EXTRACT
The second was The Lost Abbey Brewery's Lost and Found Abbey Ale, from a 750 ml corked bottle. The beer poured a deep, dark red, with a relatively small head. According to the brewery, it comes in at 7.5% ABV, is hopped with German Magnum and Tettang hops, and has pureed raisins added. The raisins are very evident in the fruity notes in the deep, complex taste of the beer. The initial taste was wonderful, though the beer seemed to fade a bit toward the end of the bottle.

Until next time, Cheers!

Wednesday, December 3, 2008

Like a Kid in a Candy Store...

Yesterday my lovely wife Elaine and I made a shopping run to Anchorage. For anyone who isn't from Alaska, you probably don't quite grasp what that entails. It means we got up at 5:30 and were on the road shortly before 7 am, for a 150 mile/three hour drive over snowy roads with temperatures in the teens. Oh, did I mention that sunrise is about 10 am this time of year?

(Records)

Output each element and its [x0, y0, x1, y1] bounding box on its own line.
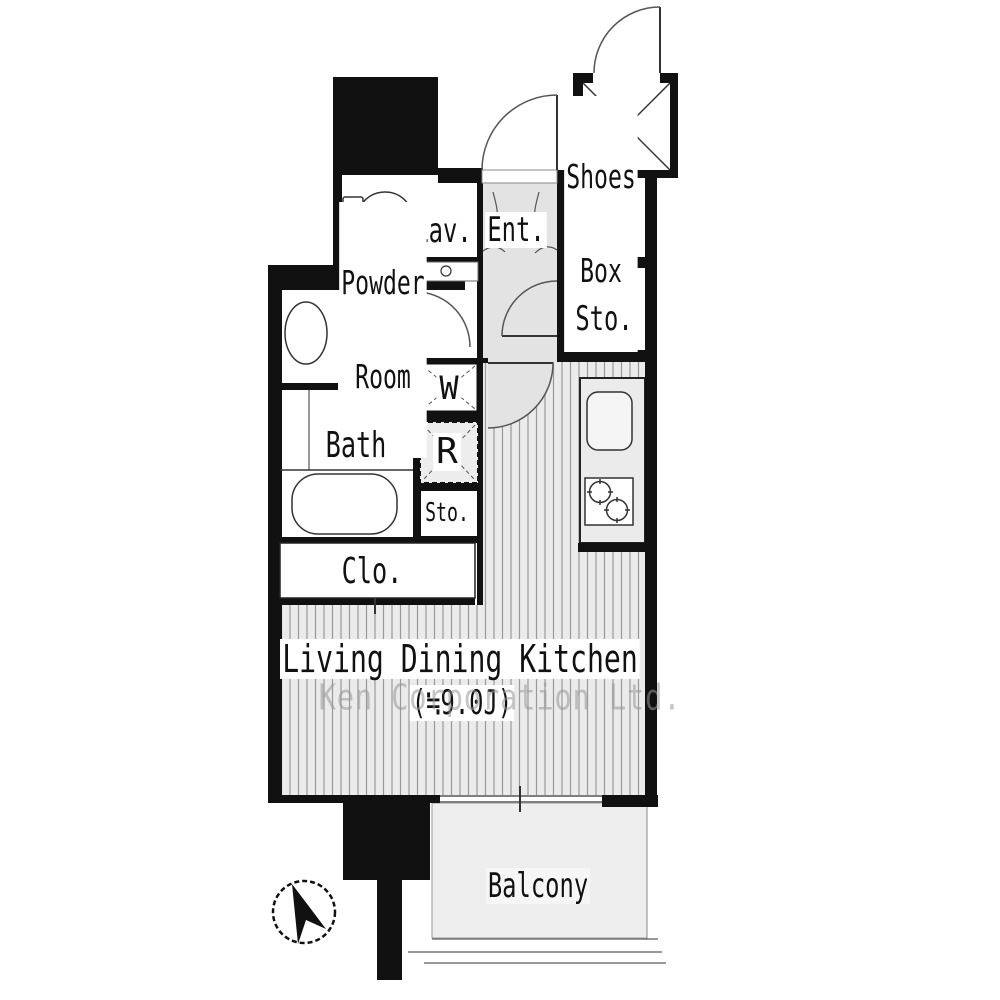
- floor-plan: Lav. Ent. Shoes Box Sto. Powder Room Bat…: [0, 0, 1000, 1000]
- room-label-bath: Bath: [324, 427, 389, 465]
- room-label-ldk: Living Dining Kitchen: [280, 639, 640, 679]
- entrance-door: [482, 95, 557, 170]
- shaft-door: [594, 7, 660, 73]
- room-label-powder-room: Powder Room: [339, 202, 427, 458]
- entrance-threshold: [482, 170, 557, 183]
- balcony-railing: [408, 939, 666, 963]
- room-label-sto-upper: Sto.: [573, 301, 635, 337]
- powder-room-basin: [285, 302, 327, 364]
- room-label-fridge: R: [433, 433, 461, 471]
- room-label-washer: W: [436, 371, 461, 405]
- room-label-ent: Ent.: [485, 212, 547, 248]
- floor-plan-drawing: [0, 0, 1000, 1000]
- room-label-balcony: Balcony: [486, 868, 591, 904]
- watermark: Ken Corporation Ltd.: [319, 678, 682, 719]
- north-compass-icon: [273, 881, 335, 944]
- room-label-closet: Clo.: [340, 553, 405, 591]
- room-label-sto-small: Sto.: [423, 499, 471, 527]
- stove: [585, 478, 633, 525]
- kitchen-sink: [587, 392, 632, 450]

YOUR TASK
Write the next part of the beer blog post, starting after its final sentence.

EXERCISE ANSWER
In Anchorage, we tried to cram as much shopping as we could into the few hours we had, making nine stops around town (plus lunch) in under six hours, all the while dodging the insane people who seem to be so prevalent behind the wheel inside city limits.

And then there's the return journey, leaving Anchorage at about 3:30 pm, with sunset at 4 and arriving back home at 6:30, to unload the car and feed the cats before collapsing on the couch. That's what an Anchorage shopping run in December means.

After hearing that, you're probably wondering why in the world we would be so crazy as to do something like that. I can answer that in one word: MONEY. We estimate shopping in Anchorage saves us 40% over local prices, even after you figure in the gas for a 300 mile round trip. Two added benefits are greatly expanded choices for lunch (Thai, anyone?) AND a fantastic beer selection (at least compared to my local stores). Visiting La Bodega and The Brown Jug Warehouse, I am indeed like the proverbial kid in a candy store. In fact, Elaine says that the only store we visit that I'm not in a hurry to get out of is the liquor store. I'm not sure that's true; after all, we went to Arctic Brewing Supply to buy more homebrew ingredients as well...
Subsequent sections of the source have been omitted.